**What you are asked to do**
Transcribe every line exactly. Leave the pictures behind.

**Records shown**
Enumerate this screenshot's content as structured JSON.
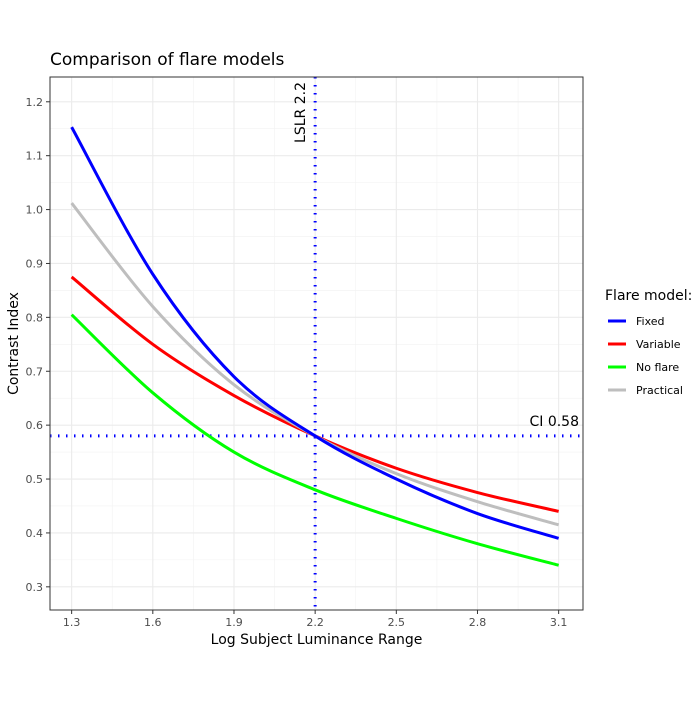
{
  "chart_data": {
    "type": "line",
    "title": "Comparison of flare models",
    "xlabel": "Log Subject Luminance Range",
    "ylabel": "Contrast Index",
    "xlim": [
      1.22,
      3.19
    ],
    "ylim": [
      0.257,
      1.246
    ],
    "xticks": [
      1.3,
      1.6,
      1.9,
      2.2,
      2.5,
      2.8,
      3.1
    ],
    "xtick_labels": [
      "1.3",
      "1.6",
      "1.9",
      "2.2",
      "2.5",
      "2.8",
      "3.1"
    ],
    "yticks": [
      0.3,
      0.4,
      0.5,
      0.6,
      0.7,
      0.8,
      0.9,
      1.0,
      1.1,
      1.2
    ],
    "ytick_labels": [
      "0.3",
      "0.4",
      "0.5",
      "0.6",
      "0.7",
      "0.8",
      "0.9",
      "1.0",
      "1.1",
      "1.2"
    ],
    "grid": true,
    "legend": {
      "title": "Flare model:",
      "placement": "right"
    },
    "x": [
      1.3,
      1.6,
      1.9,
      2.2,
      2.5,
      2.8,
      3.1
    ],
    "series": [
      {
        "name": "Fixed",
        "color": "#0000ff",
        "values": [
          1.153,
          0.88,
          0.69,
          0.58,
          0.5,
          0.436,
          0.39
        ]
      },
      {
        "name": "Variable",
        "color": "#ff0000",
        "values": [
          0.875,
          0.75,
          0.655,
          0.58,
          0.52,
          0.475,
          0.44
        ]
      },
      {
        "name": "No flare",
        "color": "#00ff00",
        "values": [
          0.805,
          0.66,
          0.55,
          0.48,
          0.427,
          0.38,
          0.34
        ]
      },
      {
        "name": "Practical",
        "color": "#bebebe",
        "values": [
          1.012,
          0.82,
          0.675,
          0.58,
          0.51,
          0.458,
          0.415
        ]
      }
    ],
    "reference_lines": [
      {
        "axis": "x",
        "value": 2.2,
        "label": "LSLR 2.2",
        "color": "#0000ff",
        "style": "dotted"
      },
      {
        "axis": "y",
        "value": 0.58,
        "label": "CI 0.58",
        "color": "#0000ff",
        "style": "dotted"
      }
    ]
  }
}
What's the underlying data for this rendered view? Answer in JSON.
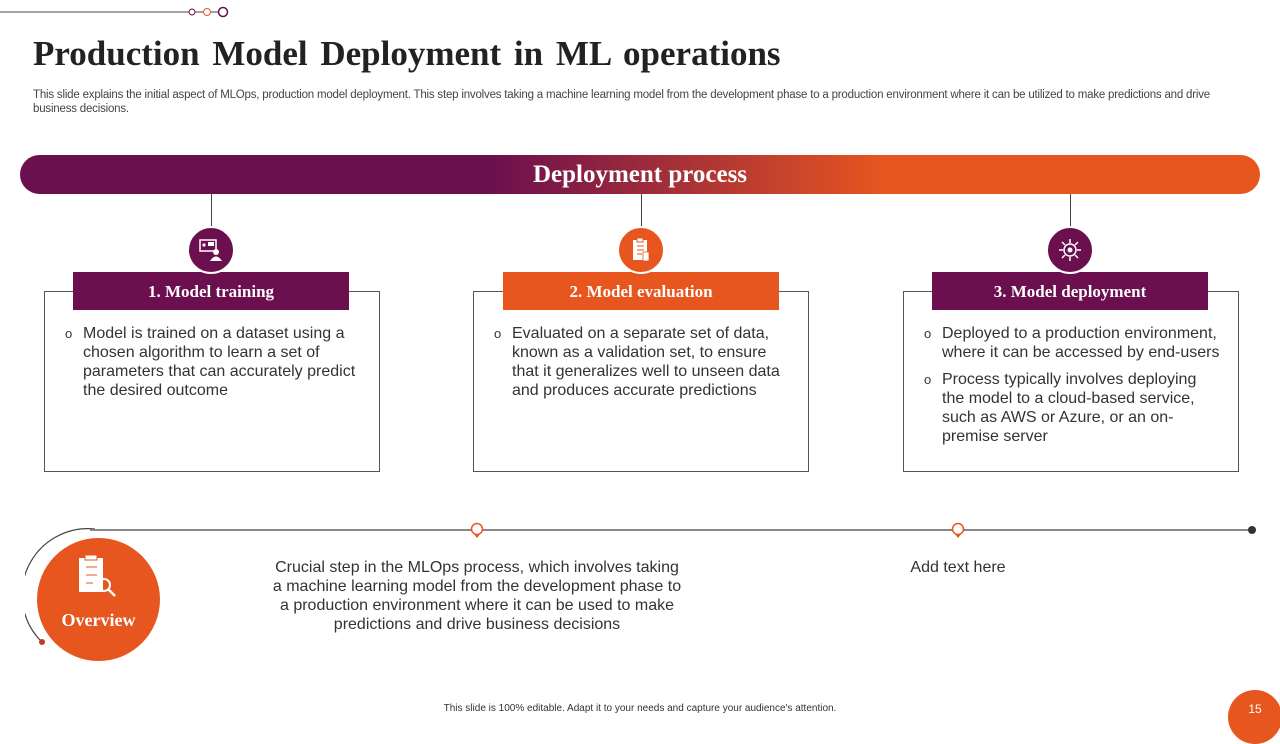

**Exercise output**
Enumerate this screenshot's content as structured JSON.
{
  "chart_data": {
    "type": "line",
    "title": "Comparison of flare models",
    "xlabel": "Log Subject Luminance Range",
    "ylabel": "Contrast Index",
    "xlim": [
      1.22,
      3.19
    ],
    "ylim": [
      0.257,
      1.246
    ],
    "xticks": [
      1.3,
      1.6,
      1.9,
      2.2,
      2.5,
      2.8,
      3.1
    ],
    "xtick_labels": [
      "1.3",
      "1.6",
      "1.9",
      "2.2",
      "2.5",
      "2.8",
      "3.1"
    ],
    "yticks": [
      0.3,
      0.4,
      0.5,
      0.6,
      0.7,
      0.8,
      0.9,
      1.0,
      1.1,
      1.2
    ],
    "ytick_labels": [
      "0.3",
      "0.4",
      "0.5",
      "0.6",
      "0.7",
      "0.8",
      "0.9",
      "1.0",
      "1.1",
      "1.2"
    ],
    "grid": true,
    "legend": {
      "title": "Flare model:",
      "placement": "right"
    },
    "x": [
      1.3,
      1.6,
      1.9,
      2.2,
      2.5,
      2.8,
      3.1
    ],
    "series": [
      {
        "name": "Fixed",
        "color": "#0000ff",
        "values": [
          1.153,
          0.88,
          0.69,
          0.58,
          0.5,
          0.436,
          0.39
        ]
      },
      {
        "name": "Variable",
        "color": "#ff0000",
        "values": [
          0.875,
          0.75,
          0.655,
          0.58,
          0.52,
          0.475,
          0.44
        ]
      },
      {
        "name": "No flare",
        "color": "#00ff00",
        "values": [
          0.805,
          0.66,
          0.55,
          0.48,
          0.427,
          0.38,
          0.34
        ]
      },
      {
        "name": "Practical",
        "color": "#bebebe",
        "values": [
          1.012,
          0.82,
          0.675,
          0.58,
          0.51,
          0.458,
          0.415
        ]
      }
    ],
    "reference_lines": [
      {
        "axis": "x",
        "value": 2.2,
        "label": "LSLR 2.2",
        "color": "#0000ff",
        "style": "dotted"
      },
      {
        "axis": "y",
        "value": 0.58,
        "label": "CI 0.58",
        "color": "#0000ff",
        "style": "dotted"
      }
    ]
  }
}
What's the underlying data for this rendered view? Answer in JSON.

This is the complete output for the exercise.